(Chart and figure data)
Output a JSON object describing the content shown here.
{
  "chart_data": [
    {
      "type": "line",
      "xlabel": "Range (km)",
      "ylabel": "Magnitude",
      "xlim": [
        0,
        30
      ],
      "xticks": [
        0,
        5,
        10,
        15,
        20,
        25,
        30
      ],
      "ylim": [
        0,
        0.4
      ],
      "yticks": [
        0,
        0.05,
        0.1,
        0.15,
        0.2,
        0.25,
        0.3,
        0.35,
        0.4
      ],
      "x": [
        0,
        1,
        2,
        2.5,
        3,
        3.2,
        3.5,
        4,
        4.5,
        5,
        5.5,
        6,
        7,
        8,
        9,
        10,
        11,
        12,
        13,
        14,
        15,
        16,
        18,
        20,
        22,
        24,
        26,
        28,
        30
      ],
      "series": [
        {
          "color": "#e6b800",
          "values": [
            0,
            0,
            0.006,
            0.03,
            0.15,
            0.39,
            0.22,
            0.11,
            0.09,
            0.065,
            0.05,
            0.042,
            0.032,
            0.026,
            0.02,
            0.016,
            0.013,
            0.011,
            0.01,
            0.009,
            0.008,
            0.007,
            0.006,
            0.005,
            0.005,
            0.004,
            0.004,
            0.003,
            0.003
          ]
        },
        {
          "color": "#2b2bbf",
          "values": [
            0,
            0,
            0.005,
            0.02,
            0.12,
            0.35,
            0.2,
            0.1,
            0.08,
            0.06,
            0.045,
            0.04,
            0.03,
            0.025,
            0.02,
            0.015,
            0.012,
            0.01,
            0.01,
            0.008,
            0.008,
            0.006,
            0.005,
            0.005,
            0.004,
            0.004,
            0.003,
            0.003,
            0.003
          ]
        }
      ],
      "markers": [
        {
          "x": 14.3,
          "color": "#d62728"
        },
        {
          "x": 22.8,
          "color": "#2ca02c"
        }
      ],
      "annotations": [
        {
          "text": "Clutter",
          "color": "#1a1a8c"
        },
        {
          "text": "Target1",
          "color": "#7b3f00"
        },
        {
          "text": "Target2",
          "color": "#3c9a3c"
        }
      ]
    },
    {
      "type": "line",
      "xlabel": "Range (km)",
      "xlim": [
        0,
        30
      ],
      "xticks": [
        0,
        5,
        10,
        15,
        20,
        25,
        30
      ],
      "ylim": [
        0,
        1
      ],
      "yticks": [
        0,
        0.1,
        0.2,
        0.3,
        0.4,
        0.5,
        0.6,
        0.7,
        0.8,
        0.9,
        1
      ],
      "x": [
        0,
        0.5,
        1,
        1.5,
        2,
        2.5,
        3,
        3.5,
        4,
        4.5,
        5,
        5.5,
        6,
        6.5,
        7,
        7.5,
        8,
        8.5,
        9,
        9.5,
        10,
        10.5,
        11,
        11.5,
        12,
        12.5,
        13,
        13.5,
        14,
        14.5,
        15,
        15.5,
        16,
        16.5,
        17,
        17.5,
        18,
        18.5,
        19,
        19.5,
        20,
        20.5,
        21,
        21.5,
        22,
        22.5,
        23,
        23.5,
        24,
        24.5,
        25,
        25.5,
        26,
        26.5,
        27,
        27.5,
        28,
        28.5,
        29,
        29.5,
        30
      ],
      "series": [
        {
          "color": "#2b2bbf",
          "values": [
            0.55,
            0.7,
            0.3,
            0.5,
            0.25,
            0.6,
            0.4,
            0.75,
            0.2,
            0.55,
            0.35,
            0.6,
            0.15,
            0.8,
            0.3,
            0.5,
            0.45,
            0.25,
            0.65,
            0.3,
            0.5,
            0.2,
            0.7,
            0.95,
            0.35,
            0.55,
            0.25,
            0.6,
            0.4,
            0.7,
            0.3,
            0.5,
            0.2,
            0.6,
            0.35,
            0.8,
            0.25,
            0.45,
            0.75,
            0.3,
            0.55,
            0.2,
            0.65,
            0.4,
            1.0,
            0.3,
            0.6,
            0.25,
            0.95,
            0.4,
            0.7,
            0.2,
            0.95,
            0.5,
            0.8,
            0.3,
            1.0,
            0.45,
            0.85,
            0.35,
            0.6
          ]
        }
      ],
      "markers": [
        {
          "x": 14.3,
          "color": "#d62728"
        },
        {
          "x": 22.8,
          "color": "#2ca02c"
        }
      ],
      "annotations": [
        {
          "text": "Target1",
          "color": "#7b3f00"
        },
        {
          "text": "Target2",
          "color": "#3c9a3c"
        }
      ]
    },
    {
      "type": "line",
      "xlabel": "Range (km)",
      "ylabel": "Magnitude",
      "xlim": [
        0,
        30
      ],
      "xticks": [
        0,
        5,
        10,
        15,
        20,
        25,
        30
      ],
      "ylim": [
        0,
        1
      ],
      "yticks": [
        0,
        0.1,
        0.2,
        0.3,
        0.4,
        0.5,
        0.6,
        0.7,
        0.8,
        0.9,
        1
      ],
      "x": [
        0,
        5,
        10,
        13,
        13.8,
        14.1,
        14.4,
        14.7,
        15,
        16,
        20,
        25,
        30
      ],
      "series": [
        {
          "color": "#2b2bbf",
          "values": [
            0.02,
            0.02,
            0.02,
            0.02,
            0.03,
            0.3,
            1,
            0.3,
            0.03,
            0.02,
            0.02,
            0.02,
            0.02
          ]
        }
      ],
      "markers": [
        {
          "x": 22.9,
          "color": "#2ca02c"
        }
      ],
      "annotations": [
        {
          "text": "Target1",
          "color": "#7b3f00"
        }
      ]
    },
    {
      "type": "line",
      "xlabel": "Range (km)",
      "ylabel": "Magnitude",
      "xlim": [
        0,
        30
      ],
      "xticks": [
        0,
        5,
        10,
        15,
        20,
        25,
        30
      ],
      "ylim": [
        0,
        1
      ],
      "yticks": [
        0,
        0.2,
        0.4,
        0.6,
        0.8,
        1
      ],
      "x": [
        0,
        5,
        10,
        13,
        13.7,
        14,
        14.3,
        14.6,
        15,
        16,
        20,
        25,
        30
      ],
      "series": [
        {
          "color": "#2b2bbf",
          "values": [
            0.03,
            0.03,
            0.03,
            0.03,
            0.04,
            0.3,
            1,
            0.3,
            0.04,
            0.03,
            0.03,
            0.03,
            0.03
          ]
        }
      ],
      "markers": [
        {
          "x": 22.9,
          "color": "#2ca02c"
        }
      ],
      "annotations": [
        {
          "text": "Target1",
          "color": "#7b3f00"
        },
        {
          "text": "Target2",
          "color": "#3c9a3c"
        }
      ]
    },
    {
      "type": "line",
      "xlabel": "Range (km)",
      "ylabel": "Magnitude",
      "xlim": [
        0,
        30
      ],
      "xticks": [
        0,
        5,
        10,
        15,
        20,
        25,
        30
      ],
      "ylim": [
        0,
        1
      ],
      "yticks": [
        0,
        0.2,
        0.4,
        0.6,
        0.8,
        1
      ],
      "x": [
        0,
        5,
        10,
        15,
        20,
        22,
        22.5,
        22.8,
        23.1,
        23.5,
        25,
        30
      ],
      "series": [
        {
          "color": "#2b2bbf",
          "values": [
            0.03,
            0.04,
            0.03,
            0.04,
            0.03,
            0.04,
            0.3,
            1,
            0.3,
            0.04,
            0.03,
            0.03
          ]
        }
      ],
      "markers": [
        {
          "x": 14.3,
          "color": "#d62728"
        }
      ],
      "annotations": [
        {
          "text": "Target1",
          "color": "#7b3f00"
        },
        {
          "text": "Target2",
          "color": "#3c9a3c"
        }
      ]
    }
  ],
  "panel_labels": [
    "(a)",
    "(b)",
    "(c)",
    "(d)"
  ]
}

### The task
Retype the entries one by one, exactly.

### Finished task
Output a JSON object describing the content shown here.
{
  "chart_data": [
    {
      "type": "line",
      "xlabel": "Range (km)",
      "ylabel": "Magnitude",
      "xlim": [
        0,
        30
      ],
      "xticks": [
        0,
        5,
        10,
        15,
        20,
        25,
        30
      ],
      "ylim": [
        0,
        0.4
      ],
      "yticks": [
        0,
        0.05,
        0.1,
        0.15,
        0.2,
        0.25,
        0.3,
        0.35,
        0.4
      ],
      "x": [
        0,
        1,
        2,
        2.5,
        3,
        3.2,
        3.5,
        4,
        4.5,
        5,
        5.5,
        6,
        7,
        8,
        9,
        10,
        11,
        12,
        13,
        14,
        15,
        16,
        18,
        20,
        22,
        24,
        26,
        28,
        30
      ],
      "series": [
        {
          "color": "#e6b800",
          "values": [
            0,
            0,
            0.006,
            0.03,
            0.15,
            0.39,
            0.22,
            0.11,
            0.09,
            0.065,
            0.05,
            0.042,
            0.032,
            0.026,
            0.02,
            0.016,
            0.013,
            0.011,
            0.01,
            0.009,
            0.008,
            0.007,
            0.006,
            0.005,
            0.005,
            0.004,
            0.004,
            0.003,
            0.003
          ]
        },
        {
          "color": "#2b2bbf",
          "values": [
            0,
            0,
            0.005,
            0.02,
            0.12,
            0.35,
            0.2,
            0.1,
            0.08,
            0.06,
            0.045,
            0.04,
            0.03,
            0.025,
            0.02,
            0.015,
            0.012,
            0.01,
            0.01,
            0.008,
            0.008,
            0.006,
            0.005,
            0.005,
            0.004,
            0.004,
            0.003,
            0.003,
            0.003
          ]
        }
      ],
      "markers": [
        {
          "x": 14.3,
          "color": "#d62728"
        },
        {
          "x": 22.8,
          "color": "#2ca02c"
        }
      ],
      "annotations": [
        {
          "text": "Clutter",
          "color": "#1a1a8c"
        },
        {
          "text": "Target1",
          "color": "#7b3f00"
        },
        {
          "text": "Target2",
          "color": "#3c9a3c"
        }
      ]
    },
    {
      "type": "line",
      "xlabel": "Range (km)",
      "xlim": [
        0,
        30
      ],
      "xticks": [
        0,
        5,
        10,
        15,
        20,
        25,
        30
      ],
      "ylim": [
        0,
        1
      ],
      "yticks": [
        0,
        0.1,
        0.2,
        0.3,
        0.4,
        0.5,
        0.6,
        0.7,
        0.8,
        0.9,
        1
      ],
      "x": [
        0,
        0.5,
        1,
        1.5,
        2,
        2.5,
        3,
        3.5,
        4,
        4.5,
        5,
        5.5,
        6,
        6.5,
        7,
        7.5,
        8,
        8.5,
        9,
        9.5,
        10,
        10.5,
        11,
        11.5,
        12,
        12.5,
        13,
        13.5,
        14,
        14.5,
        15,
        15.5,
        16,
        16.5,
        17,
        17.5,
        18,
        18.5,
        19,
        19.5,
        20,
        20.5,
        21,
        21.5,
        22,
        22.5,
        23,
        23.5,
        24,
        24.5,
        25,
        25.5,
        26,
        26.5,
        27,
        27.5,
        28,
        28.5,
        29,
        29.5,
        30
      ],
      "series": [
        {
          "color": "#2b2bbf",
          "values": [
            0.55,
            0.7,
            0.3,
            0.5,
            0.25,
            0.6,
            0.4,
            0.75,
            0.2,
            0.55,
            0.35,
            0.6,
            0.15,
            0.8,
            0.3,
            0.5,
            0.45,
            0.25,
            0.65,
            0.3,
            0.5,
            0.2,
            0.7,
            0.95,
            0.35,
            0.55,
            0.25,
            0.6,
            0.4,
            0.7,
            0.3,
            0.5,
            0.2,
            0.6,
            0.35,
            0.8,
            0.25,
            0.45,
            0.75,
            0.3,
            0.55,
            0.2,
            0.65,
            0.4,
            1.0,
            0.3,
            0.6,
            0.25,
            0.95,
            0.4,
            0.7,
            0.2,
            0.95,
            0.5,
            0.8,
            0.3,
            1.0,
            0.45,
            0.85,
            0.35,
            0.6
          ]
        }
      ],
      "markers": [
        {
          "x": 14.3,
          "color": "#d62728"
        },
        {
          "x": 22.8,
          "color": "#2ca02c"
        }
      ],
      "annotations": [
        {
          "text": "Target1",
          "color": "#7b3f00"
        },
        {
          "text": "Target2",
          "color": "#3c9a3c"
        }
      ]
    },
    {
      "type": "line",
      "xlabel": "Range (km)",
      "ylabel": "Magnitude",
      "xlim": [
        0,
        30
      ],
      "xticks": [
        0,
        5,
        10,
        15,
        20,
        25,
        30
      ],
      "ylim": [
        0,
        1
      ],
      "yticks": [
        0,
        0.1,
        0.2,
        0.3,
        0.4,
        0.5,
        0.6,
        0.7,
        0.8,
        0.9,
        1
      ],
      "x": [
        0,
        5,
        10,
        13,
        13.8,
        14.1,
        14.4,
        14.7,
        15,
        16,
        20,
        25,
        30
      ],
      "series": [
        {
          "color": "#2b2bbf",
          "values": [
            0.02,
            0.02,
            0.02,
            0.02,
            0.03,
            0.3,
            1,
            0.3,
            0.03,
            0.02,
            0.02,
            0.02,
            0.02
          ]
        }
      ],
      "markers": [
        {
          "x": 22.9,
          "color": "#2ca02c"
        }
      ],
      "annotations": [
        {
          "text": "Target1",
          "color": "#7b3f00"
        }
      ]
    },
    {
      "type": "line",
      "xlabel": "Range (km)",
      "ylabel": "Magnitude",
      "xlim": [
        0,
        30
      ],
      "xticks": [
        0,
        5,
        10,
        15,
        20,
        25,
        30
      ],
      "ylim": [
        0,
        1
      ],
      "yticks": [
        0,
        0.2,
        0.4,
        0.6,
        0.8,
        1
      ],
      "x": [
        0,
        5,
        10,
        13,
        13.7,
        14,
        14.3,
        14.6,
        15,
        16,
        20,
        25,
        30
      ],
      "series": [
        {
          "color": "#2b2bbf",
          "values": [
            0.03,
            0.03,
            0.03,
            0.03,
            0.04,
            0.3,
            1,
            0.3,
            0.04,
            0.03,
            0.03,
            0.03,
            0.03
          ]
        }
      ],
      "markers": [
        {
          "x": 22.9,
          "color": "#2ca02c"
        }
      ],
      "annotations": [
        {
          "text": "Target1",
          "color": "#7b3f00"
        },
        {
          "text": "Target2",
          "color": "#3c9a3c"
        }
      ]
    },
    {
      "type": "line",
      "xlabel": "Range (km)",
      "ylabel": "Magnitude",
      "xlim": [
        0,
        30
      ],
      "xticks": [
        0,
        5,
        10,
        15,
        20,
        25,
        30
      ],
      "ylim": [
        0,
        1
      ],
      "yticks": [
        0,
        0.2,
        0.4,
        0.6,
        0.8,
        1
      ],
      "x": [
        0,
        5,
        10,
        15,
        20,
        22,
        22.5,
        22.8,
        23.1,
        23.5,
        25,
        30
      ],
      "series": [
        {
          "color": "#2b2bbf",
          "values": [
            0.03,
            0.04,
            0.03,
            0.04,
            0.03,
            0.04,
            0.3,
            1,
            0.3,
            0.04,
            0.03,
            0.03
          ]
        }
      ],
      "markers": [
        {
          "x": 14.3,
          "color": "#d62728"
        }
      ],
      "annotations": [
        {
          "text": "Target1",
          "color": "#7b3f00"
        },
        {
          "text": "Target2",
          "color": "#3c9a3c"
        }
      ]
    }
  ],
  "panel_labels": [
    "(a)",
    "(b)",
    "(c)",
    "(d)"
  ]
}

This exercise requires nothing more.